- _Set task_:
Omit the images. Copy each entry word for word.

[Items listed in a dataset]
** start **

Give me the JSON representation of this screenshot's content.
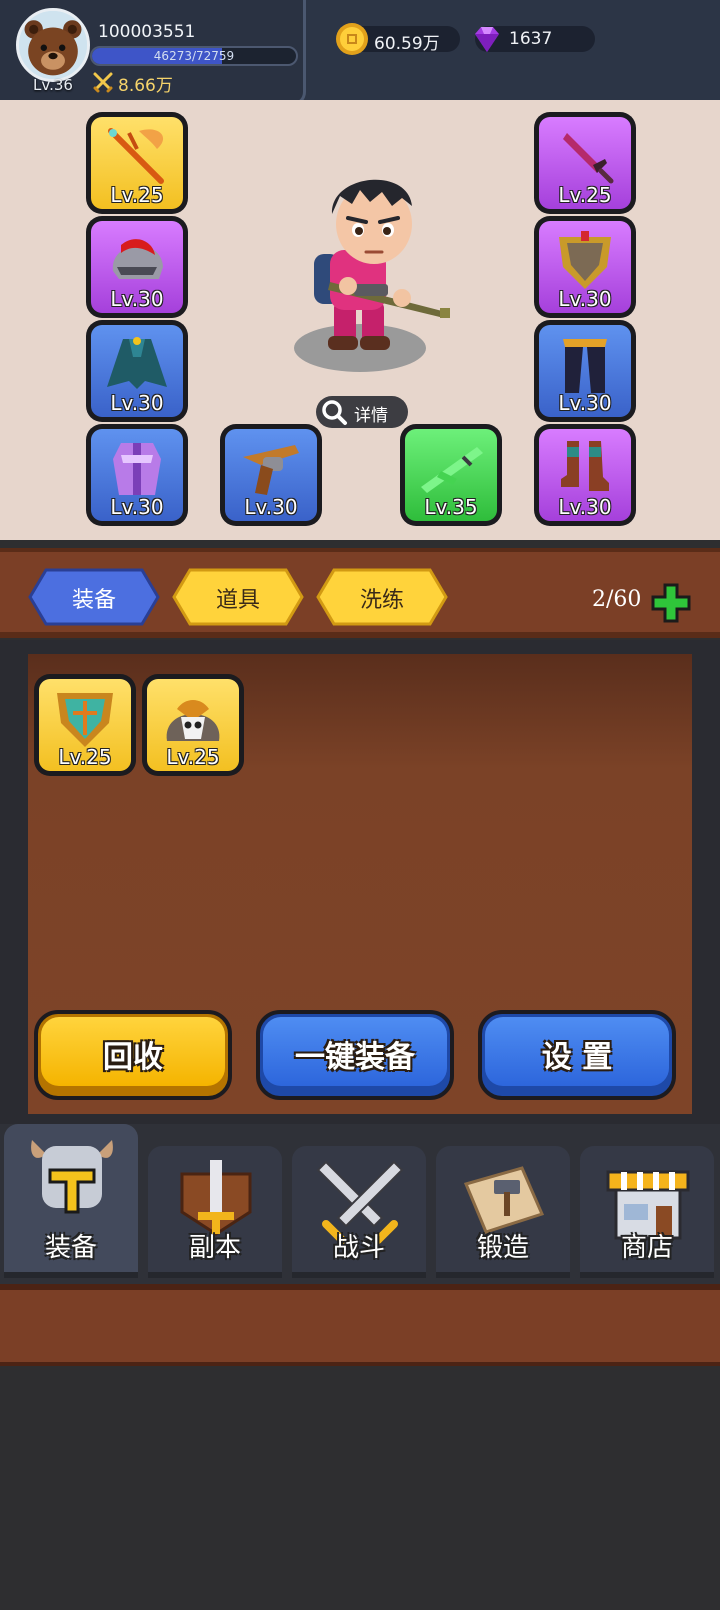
{
  "player": {
    "id": "100003551",
    "level": "Lv.36",
    "exp_text": "46273/72759",
    "exp_fraction": 0.636,
    "power": "8.66万"
  },
  "currency": {
    "gold": "60.59万",
    "gems": "1637"
  },
  "equipment": {
    "slots": [
      {
        "item": "orange-scepter",
        "rarity": "gold",
        "level": "Lv.25"
      },
      {
        "item": "red-helmet",
        "rarity": "purple",
        "level": "Lv.30"
      },
      {
        "item": "teal-cloak",
        "rarity": "blue",
        "level": "Lv.30"
      },
      {
        "item": "purple-armor",
        "rarity": "blue",
        "level": "Lv.30"
      },
      {
        "item": "revolver",
        "rarity": "blue",
        "level": "Lv.30"
      },
      {
        "item": "green-rifle",
        "rarity": "green",
        "level": "Lv.35"
      },
      {
        "item": "dagger",
        "rarity": "purple",
        "level": "Lv.25"
      },
      {
        "item": "golden-shield",
        "rarity": "purple",
        "level": "Lv.30"
      },
      {
        "item": "dark-pants",
        "rarity": "blue",
        "level": "Lv.30"
      },
      {
        "item": "boots",
        "rarity": "purple",
        "level": "Lv.30"
      }
    ],
    "details_label": "详情"
  },
  "tabs": [
    {
      "label": "装备",
      "active": true
    },
    {
      "label": "道具",
      "active": false
    },
    {
      "label": "洗练",
      "active": false
    }
  ],
  "inventory": {
    "count": "2/60",
    "items": [
      {
        "item": "green-shield",
        "rarity": "gold",
        "level": "Lv.25"
      },
      {
        "item": "skull-helmet",
        "rarity": "gold",
        "level": "Lv.25"
      }
    ]
  },
  "actions": {
    "recycle": "回收",
    "equip_all": "一键装备",
    "settings": "设 置"
  },
  "nav": [
    {
      "label": "装备",
      "icon": "armor-icon",
      "active": true
    },
    {
      "label": "副本",
      "icon": "sword-shield-icon",
      "active": false
    },
    {
      "label": "战斗",
      "icon": "crossed-swords-icon",
      "active": false
    },
    {
      "label": "锻造",
      "icon": "forge-scroll-icon",
      "active": false
    },
    {
      "label": "商店",
      "icon": "shop-icon",
      "active": false
    }
  ],
  "colors": {
    "gold_rarity": "#f3c021",
    "purple_rarity": "#a540db",
    "blue_rarity": "#3a62c9",
    "green_rarity": "#2fbd3b",
    "brown_panel": "#7b3f26"
  }
}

** end **

- _Finished answer_:
Give me the JSON representation of this screenshot's content.
{
  "player": {
    "id": "100003551",
    "level": "Lv.36",
    "exp_text": "46273/72759",
    "exp_fraction": 0.636,
    "power": "8.66万"
  },
  "currency": {
    "gold": "60.59万",
    "gems": "1637"
  },
  "equipment": {
    "slots": [
      {
        "item": "orange-scepter",
        "rarity": "gold",
        "level": "Lv.25"
      },
      {
        "item": "red-helmet",
        "rarity": "purple",
        "level": "Lv.30"
      },
      {
        "item": "teal-cloak",
        "rarity": "blue",
        "level": "Lv.30"
      },
      {
        "item": "purple-armor",
        "rarity": "blue",
        "level": "Lv.30"
      },
      {
        "item": "revolver",
        "rarity": "blue",
        "level": "Lv.30"
      },
      {
        "item": "green-rifle",
        "rarity": "green",
        "level": "Lv.35"
      },
      {
        "item": "dagger",
        "rarity": "purple",
        "level": "Lv.25"
      },
      {
        "item": "golden-shield",
        "rarity": "purple",
        "level": "Lv.30"
      },
      {
        "item": "dark-pants",
        "rarity": "blue",
        "level": "Lv.30"
      },
      {
        "item": "boots",
        "rarity": "purple",
        "level": "Lv.30"
      }
    ],
    "details_label": "详情"
  },
  "tabs": [
    {
      "label": "装备",
      "active": true
    },
    {
      "label": "道具",
      "active": false
    },
    {
      "label": "洗练",
      "active": false
    }
  ],
  "inventory": {
    "count": "2/60",
    "items": [
      {
        "item": "green-shield",
        "rarity": "gold",
        "level": "Lv.25"
      },
      {
        "item": "skull-helmet",
        "rarity": "gold",
        "level": "Lv.25"
      }
    ]
  },
  "actions": {
    "recycle": "回收",
    "equip_all": "一键装备",
    "settings": "设 置"
  },
  "nav": [
    {
      "label": "装备",
      "icon": "armor-icon",
      "active": true
    },
    {
      "label": "副本",
      "icon": "sword-shield-icon",
      "active": false
    },
    {
      "label": "战斗",
      "icon": "crossed-swords-icon",
      "active": false
    },
    {
      "label": "锻造",
      "icon": "forge-scroll-icon",
      "active": false
    },
    {
      "label": "商店",
      "icon": "shop-icon",
      "active": false
    }
  ],
  "colors": {
    "gold_rarity": "#f3c021",
    "purple_rarity": "#a540db",
    "blue_rarity": "#3a62c9",
    "green_rarity": "#2fbd3b",
    "brown_panel": "#7b3f26"
  }
}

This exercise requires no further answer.